### Instruction
Send back the entries below exactly as they appear.

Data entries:
<<<<
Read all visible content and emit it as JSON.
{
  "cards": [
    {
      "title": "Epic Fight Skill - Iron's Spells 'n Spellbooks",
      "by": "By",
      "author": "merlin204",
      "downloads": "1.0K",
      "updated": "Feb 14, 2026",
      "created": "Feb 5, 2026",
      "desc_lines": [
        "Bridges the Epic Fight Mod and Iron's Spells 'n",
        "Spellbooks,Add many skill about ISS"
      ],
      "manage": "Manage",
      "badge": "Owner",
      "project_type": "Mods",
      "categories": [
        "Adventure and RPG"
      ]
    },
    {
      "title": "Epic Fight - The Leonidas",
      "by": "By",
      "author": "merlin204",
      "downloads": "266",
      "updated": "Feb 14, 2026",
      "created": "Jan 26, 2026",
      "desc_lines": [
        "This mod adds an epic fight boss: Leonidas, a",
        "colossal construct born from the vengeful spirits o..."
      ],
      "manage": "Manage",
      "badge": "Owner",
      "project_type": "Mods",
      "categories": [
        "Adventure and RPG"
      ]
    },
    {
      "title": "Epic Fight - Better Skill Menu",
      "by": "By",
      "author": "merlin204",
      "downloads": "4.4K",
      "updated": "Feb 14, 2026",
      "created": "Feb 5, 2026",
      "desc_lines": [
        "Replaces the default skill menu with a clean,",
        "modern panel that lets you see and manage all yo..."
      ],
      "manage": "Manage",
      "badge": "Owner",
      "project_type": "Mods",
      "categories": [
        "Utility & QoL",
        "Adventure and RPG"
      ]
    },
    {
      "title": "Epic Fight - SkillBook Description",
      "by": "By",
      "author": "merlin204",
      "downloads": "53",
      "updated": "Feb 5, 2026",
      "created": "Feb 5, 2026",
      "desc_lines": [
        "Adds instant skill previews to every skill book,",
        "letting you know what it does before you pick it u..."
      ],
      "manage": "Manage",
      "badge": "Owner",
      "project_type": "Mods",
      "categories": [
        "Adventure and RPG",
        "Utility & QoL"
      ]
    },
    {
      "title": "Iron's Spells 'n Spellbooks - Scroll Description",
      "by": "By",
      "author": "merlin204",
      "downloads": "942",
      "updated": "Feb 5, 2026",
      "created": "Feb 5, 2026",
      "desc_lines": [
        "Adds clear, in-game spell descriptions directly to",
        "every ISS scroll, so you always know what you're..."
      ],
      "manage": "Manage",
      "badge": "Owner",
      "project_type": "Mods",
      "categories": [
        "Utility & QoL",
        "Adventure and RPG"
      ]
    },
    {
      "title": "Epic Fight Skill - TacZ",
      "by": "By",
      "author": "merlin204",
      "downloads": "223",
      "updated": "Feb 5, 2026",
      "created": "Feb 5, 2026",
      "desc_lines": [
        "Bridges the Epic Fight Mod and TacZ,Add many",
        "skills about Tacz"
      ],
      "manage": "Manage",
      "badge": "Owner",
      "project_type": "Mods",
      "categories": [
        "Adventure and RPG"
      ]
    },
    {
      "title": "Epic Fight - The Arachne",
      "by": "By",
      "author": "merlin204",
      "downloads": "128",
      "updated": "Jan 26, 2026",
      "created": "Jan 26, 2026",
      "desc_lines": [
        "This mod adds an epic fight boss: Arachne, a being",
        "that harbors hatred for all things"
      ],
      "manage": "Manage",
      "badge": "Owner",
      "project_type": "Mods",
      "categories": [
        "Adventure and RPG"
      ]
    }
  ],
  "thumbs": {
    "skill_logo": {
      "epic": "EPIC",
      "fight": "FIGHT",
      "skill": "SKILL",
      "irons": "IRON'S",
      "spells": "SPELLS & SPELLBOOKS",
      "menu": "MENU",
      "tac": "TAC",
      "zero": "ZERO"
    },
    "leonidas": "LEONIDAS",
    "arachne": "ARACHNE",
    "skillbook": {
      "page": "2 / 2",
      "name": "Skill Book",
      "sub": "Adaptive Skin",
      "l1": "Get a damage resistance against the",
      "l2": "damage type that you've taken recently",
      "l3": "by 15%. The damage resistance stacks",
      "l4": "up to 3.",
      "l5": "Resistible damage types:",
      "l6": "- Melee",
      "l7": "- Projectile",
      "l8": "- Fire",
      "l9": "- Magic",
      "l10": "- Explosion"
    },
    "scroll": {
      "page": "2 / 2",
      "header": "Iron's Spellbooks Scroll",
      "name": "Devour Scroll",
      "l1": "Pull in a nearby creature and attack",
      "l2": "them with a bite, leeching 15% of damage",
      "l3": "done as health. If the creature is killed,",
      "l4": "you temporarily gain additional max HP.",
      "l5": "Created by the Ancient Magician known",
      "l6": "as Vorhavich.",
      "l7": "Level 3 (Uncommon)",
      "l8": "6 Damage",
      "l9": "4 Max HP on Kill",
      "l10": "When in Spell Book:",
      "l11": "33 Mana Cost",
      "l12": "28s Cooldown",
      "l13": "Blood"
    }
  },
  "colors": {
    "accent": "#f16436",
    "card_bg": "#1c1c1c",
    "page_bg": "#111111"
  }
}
>>>>
### Result of the exercise
Read all visible content and emit it as JSON.
{
  "cards": [
    {
      "title": "Epic Fight Skill - Iron's Spells 'n Spellbooks",
      "by": "By",
      "author": "merlin204",
      "downloads": "1.0K",
      "updated": "Feb 14, 2026",
      "created": "Feb 5, 2026",
      "desc_lines": [
        "Bridges the Epic Fight Mod and Iron's Spells 'n",
        "Spellbooks,Add many skill about ISS"
      ],
      "manage": "Manage",
      "badge": "Owner",
      "project_type": "Mods",
      "categories": [
        "Adventure and RPG"
      ]
    },
    {
      "title": "Epic Fight - The Leonidas",
      "by": "By",
      "author": "merlin204",
      "downloads": "266",
      "updated": "Feb 14, 2026",
      "created": "Jan 26, 2026",
      "desc_lines": [
        "This mod adds an epic fight boss: Leonidas, a",
        "colossal construct born from the vengeful spirits o..."
      ],
      "manage": "Manage",
      "badge": "Owner",
      "project_type": "Mods",
      "categories": [
        "Adventure and RPG"
      ]
    },
    {
      "title": "Epic Fight - Better Skill Menu",
      "by": "By",
      "author": "merlin204",
      "downloads": "4.4K",
      "updated": "Feb 14, 2026",
      "created": "Feb 5, 2026",
      "desc_lines": [
        "Replaces the default skill menu with a clean,",
        "modern panel that lets you see and manage all yo..."
      ],
      "manage": "Manage",
      "badge": "Owner",
      "project_type": "Mods",
      "categories": [
        "Utility & QoL",
        "Adventure and RPG"
      ]
    },
    {
      "title": "Epic Fight - SkillBook Description",
      "by": "By",
      "author": "merlin204",
      "downloads": "53",
      "updated": "Feb 5, 2026",
      "created": "Feb 5, 2026",
      "desc_lines": [
        "Adds instant skill previews to every skill book,",
        "letting you know what it does before you pick it u..."
      ],
      "manage": "Manage",
      "badge": "Owner",
      "project_type": "Mods",
      "categories": [
        "Adventure and RPG",
        "Utility & QoL"
      ]
    },
    {
      "title": "Iron's Spells 'n Spellbooks - Scroll Description",
      "by": "By",
      "author": "merlin204",
      "downloads": "942",
      "updated": "Feb 5, 2026",
      "created": "Feb 5, 2026",
      "desc_lines": [
        "Adds clear, in-game spell descriptions directly to",
        "every ISS scroll, so you always know what you're..."
      ],
      "manage": "Manage",
      "badge": "Owner",
      "project_type": "Mods",
      "categories": [
        "Utility & QoL",
        "Adventure and RPG"
      ]
    },
    {
      "title": "Epic Fight Skill - TacZ",
      "by": "By",
      "author": "merlin204",
      "downloads": "223",
      "updated": "Feb 5, 2026",
      "created": "Feb 5, 2026",
      "desc_lines": [
        "Bridges the Epic Fight Mod and TacZ,Add many",
        "skills about Tacz"
      ],
      "manage": "Manage",
      "badge": "Owner",
      "project_type": "Mods",
      "categories": [
        "Adventure and RPG"
      ]
    },
    {
      "title": "Epic Fight - The Arachne",
      "by": "By",
      "author": "merlin204",
      "downloads": "128",
      "updated": "Jan 26, 2026",
      "created": "Jan 26, 2026",
      "desc_lines": [
        "This mod adds an epic fight boss: Arachne, a being",
        "that harbors hatred for all things"
      ],
      "manage": "Manage",
      "badge": "Owner",
      "project_type": "Mods",
      "categories": [
        "Adventure and RPG"
      ]
    }
  ],
  "thumbs": {
    "skill_logo": {
      "epic": "EPIC",
      "fight": "FIGHT",
      "skill": "SKILL",
      "irons": "IRON'S",
      "spells": "SPELLS & SPELLBOOKS",
      "menu": "MENU",
      "tac": "TAC",
      "zero": "ZERO"
    },
    "leonidas": "LEONIDAS",
    "arachne": "ARACHNE",
    "skillbook": {
      "page": "2 / 2",
      "name": "Skill Book",
      "sub": "Adaptive Skin",
      "l1": "Get a damage resistance against the",
      "l2": "damage type that you've taken recently",
      "l3": "by 15%. The damage resistance stacks",
      "l4": "up to 3.",
      "l5": "Resistible damage types:",
      "l6": "- Melee",
      "l7": "- Projectile",
      "l8": "- Fire",
      "l9": "- Magic",
      "l10": "- Explosion"
    },
    "scroll": {
      "page": "2 / 2",
      "header": "Iron's Spellbooks Scroll",
      "name": "Devour Scroll",
      "l1": "Pull in a nearby creature and attack",
      "l2": "them with a bite, leeching 15% of damage",
      "l3": "done as health. If the creature is killed,",
      "l4": "you temporarily gain additional max HP.",
      "l5": "Created by the Ancient Magician known",
      "l6": "as Vorhavich.",
      "l7": "Level 3 (Uncommon)",
      "l8": "6 Damage",
      "l9": "4 Max HP on Kill",
      "l10": "When in Spell Book:",
      "l11": "33 Mana Cost",
      "l12": "28s Cooldown",
      "l13": "Blood"
    }
  },
  "colors": {
    "accent": "#f16436",
    "card_bg": "#1c1c1c",
    "page_bg": "#111111"
  }
}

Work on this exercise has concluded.